Instructions for the task: Every record below should be printed exactly as given.

**** Provided records ****

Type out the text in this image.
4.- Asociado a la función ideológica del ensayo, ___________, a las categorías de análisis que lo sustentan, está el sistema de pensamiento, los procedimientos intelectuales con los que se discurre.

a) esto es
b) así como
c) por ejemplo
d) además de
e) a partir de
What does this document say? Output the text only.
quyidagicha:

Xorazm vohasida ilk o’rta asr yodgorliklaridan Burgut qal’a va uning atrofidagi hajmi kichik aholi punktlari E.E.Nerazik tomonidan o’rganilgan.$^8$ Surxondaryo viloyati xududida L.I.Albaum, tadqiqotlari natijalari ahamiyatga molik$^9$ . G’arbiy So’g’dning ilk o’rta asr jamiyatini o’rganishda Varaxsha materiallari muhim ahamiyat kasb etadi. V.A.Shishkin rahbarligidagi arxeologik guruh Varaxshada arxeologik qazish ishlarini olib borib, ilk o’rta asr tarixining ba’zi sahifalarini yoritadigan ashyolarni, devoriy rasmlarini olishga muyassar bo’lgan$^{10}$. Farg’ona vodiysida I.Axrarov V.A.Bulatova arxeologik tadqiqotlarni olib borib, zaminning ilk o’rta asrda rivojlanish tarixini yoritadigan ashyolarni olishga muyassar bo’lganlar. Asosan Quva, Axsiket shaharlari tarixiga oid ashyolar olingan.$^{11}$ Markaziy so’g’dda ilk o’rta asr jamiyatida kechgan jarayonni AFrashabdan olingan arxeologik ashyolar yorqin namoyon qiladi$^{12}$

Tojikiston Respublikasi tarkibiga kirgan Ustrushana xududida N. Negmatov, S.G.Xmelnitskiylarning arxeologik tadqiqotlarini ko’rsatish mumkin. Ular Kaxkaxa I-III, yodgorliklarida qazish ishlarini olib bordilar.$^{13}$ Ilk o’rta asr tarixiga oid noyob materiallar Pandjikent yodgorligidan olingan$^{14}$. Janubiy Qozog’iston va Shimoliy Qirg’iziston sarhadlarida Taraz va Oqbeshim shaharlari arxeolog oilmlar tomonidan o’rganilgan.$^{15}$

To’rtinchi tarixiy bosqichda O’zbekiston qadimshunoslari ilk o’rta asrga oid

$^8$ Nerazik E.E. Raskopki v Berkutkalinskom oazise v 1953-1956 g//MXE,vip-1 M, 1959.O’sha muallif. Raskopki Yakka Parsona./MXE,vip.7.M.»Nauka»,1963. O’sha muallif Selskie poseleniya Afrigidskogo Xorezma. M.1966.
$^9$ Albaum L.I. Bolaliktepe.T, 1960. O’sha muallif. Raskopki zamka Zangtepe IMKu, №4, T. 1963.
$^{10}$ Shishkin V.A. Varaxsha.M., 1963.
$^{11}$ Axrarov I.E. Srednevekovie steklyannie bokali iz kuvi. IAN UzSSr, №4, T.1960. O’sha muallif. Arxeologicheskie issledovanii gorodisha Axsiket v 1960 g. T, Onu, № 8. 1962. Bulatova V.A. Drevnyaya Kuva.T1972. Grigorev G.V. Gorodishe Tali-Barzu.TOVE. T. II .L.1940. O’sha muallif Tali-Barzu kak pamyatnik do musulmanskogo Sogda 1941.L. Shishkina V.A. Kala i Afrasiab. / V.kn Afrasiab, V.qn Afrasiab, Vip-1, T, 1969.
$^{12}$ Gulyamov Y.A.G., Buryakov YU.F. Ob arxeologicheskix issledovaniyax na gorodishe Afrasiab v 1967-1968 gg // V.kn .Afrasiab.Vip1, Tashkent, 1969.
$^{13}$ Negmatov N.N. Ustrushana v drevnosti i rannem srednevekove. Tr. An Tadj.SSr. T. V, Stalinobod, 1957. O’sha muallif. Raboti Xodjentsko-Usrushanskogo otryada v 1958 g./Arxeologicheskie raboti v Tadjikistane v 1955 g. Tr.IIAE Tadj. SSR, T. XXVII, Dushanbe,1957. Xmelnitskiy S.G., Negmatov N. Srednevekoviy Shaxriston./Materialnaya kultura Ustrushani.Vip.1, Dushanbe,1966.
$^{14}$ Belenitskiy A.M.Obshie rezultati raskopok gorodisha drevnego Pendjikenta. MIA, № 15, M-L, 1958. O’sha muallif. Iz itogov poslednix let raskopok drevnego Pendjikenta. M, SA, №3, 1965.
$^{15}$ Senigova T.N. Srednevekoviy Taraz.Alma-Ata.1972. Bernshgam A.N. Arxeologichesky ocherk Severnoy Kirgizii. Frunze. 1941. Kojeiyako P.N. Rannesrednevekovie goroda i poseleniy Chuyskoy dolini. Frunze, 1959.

****

Task solution:
Type out the text in this image.
4.- Asociado a la función ideológica del ensayo, ___________, a las categorías de análisis que lo sustentan, está el sistema de pensamiento, los procedimientos intelectuales con los que se discurre.

a) esto es
b) así como
c) por ejemplo
d) además de
e) a partir de
What does this document say? Output the text only.
quyidagicha:

Xorazm vohasida ilk o’rta asr yodgorliklaridan Burgut qal’a va uning atrofidagi hajmi kichik aholi punktlari E.E.Nerazik tomonidan o’rganilgan.$^8$ Surxondaryo viloyati xududida L.I.Albaum, tadqiqotlari natijalari ahamiyatga molik$^9$ . G’arbiy So’g’dning ilk o’rta asr jamiyatini o’rganishda Varaxsha materiallari muhim ahamiyat kasb etadi. V.A.Shishkin rahbarligidagi arxeologik guruh Varaxshada arxeologik qazish ishlarini olib borib, ilk o’rta asr tarixining ba’zi sahifalarini yoritadigan ashyolarni, devoriy rasmlarini olishga muyassar bo’lgan$^{10}$. Farg’ona vodiysida I.Axrarov V.A.Bulatova arxeologik tadqiqotlarni olib borib, zaminning ilk o’rta asrda rivojlanish tarixini yoritadigan ashyolarni olishga muyassar bo’lganlar. Asosan Quva, Axsiket shaharlari tarixiga oid ashyolar olingan.$^{11}$ Markaziy so’g’dda ilk o’rta asr jamiyatida kechgan jarayonni AFrashabdan olingan arxeologik ashyolar yorqin namoyon qiladi$^{12}$

Tojikiston Respublikasi tarkibiga kirgan Ustrushana xududida N. Negmatov, S.G.Xmelnitskiylarning arxeologik tadqiqotlarini ko’rsatish mumkin. Ular Kaxkaxa I-III, yodgorliklarida qazish ishlarini olib bordilar.$^{13}$ Ilk o’rta asr tarixiga oid noyob materiallar Pandjikent yodgorligidan olingan$^{14}$. Janubiy Qozog’iston va Shimoliy Qirg’iziston sarhadlarida Taraz va Oqbeshim shaharlari arxeolog oilmlar tomonidan o’rganilgan.$^{15}$

To’rtinchi tarixiy bosqichda O’zbekiston qadimshunoslari ilk o’rta asrga oid

$^8$ Nerazik E.E. Raskopki v Berkutkalinskom oazise v 1953-1956 g//MXE,vip-1 M, 1959.O’sha muallif. Raskopki Yakka Parsona./MXE,vip.7.M.»Nauka»,1963. O’sha muallif Selskie poseleniya Afrigidskogo Xorezma. M.1966.
$^9$ Albaum L.I. Bolaliktepe.T, 1960. O’sha muallif. Raskopki zamka Zangtepe IMKu, №4, T. 1963.
$^{10}$ Shishkin V.A. Varaxsha.M., 1963.
$^{11}$ Axrarov I.E. Srednevekovie steklyannie bokali iz kuvi. IAN UzSSr, №4, T.1960. O’sha muallif. Arxeologicheskie issledovanii gorodisha Axsiket v 1960 g. T, Onu, № 8. 1962. Bulatova V.A. Drevnyaya Kuva.T1972. Grigorev G.V. Gorodishe Tali-Barzu.TOVE. T. II .L.1940. O’sha muallif Tali-Barzu kak pamyatnik do musulmanskogo Sogda 1941.L. Shishkina V.A. Kala i Afrasiab. / V.kn Afrasiab, V.qn Afrasiab, Vip-1, T, 1969.
$^{12}$ Gulyamov Y.A.G., Buryakov YU.F. Ob arxeologicheskix issledovaniyax na gorodishe Afrasiab v 1967-1968 gg // V.kn .Afrasiab.Vip1, Tashkent, 1969.
$^{13}$ Negmatov N.N. Ustrushana v drevnosti i rannem srednevekove. Tr. An Tadj.SSr. T. V, Stalinobod, 1957. O’sha muallif. Raboti Xodjentsko-Usrushanskogo otryada v 1958 g./Arxeologicheskie raboti v Tadjikistane v 1955 g. Tr.IIAE Tadj. SSR, T. XXVII, Dushanbe,1957. Xmelnitskiy S.G., Negmatov N. Srednevekoviy Shaxriston./Materialnaya kultura Ustrushani.Vip.1, Dushanbe,1966.
$^{14}$ Belenitskiy A.M.Obshie rezultati raskopok gorodisha drevnego Pendjikenta. MIA, № 15, M-L, 1958. O’sha muallif. Iz itogov poslednix let raskopok drevnego Pendjikenta. M, SA, №3, 1965.
$^{15}$ Senigova T.N. Srednevekoviy Taraz.Alma-Ata.1972. Bernshgam A.N. Arxeologichesky ocherk Severnoy Kirgizii. Frunze. 1941. Kojeiyako P.N. Rannesrednevekovie goroda i poseleniy Chuyskoy dolini. Frunze, 1959.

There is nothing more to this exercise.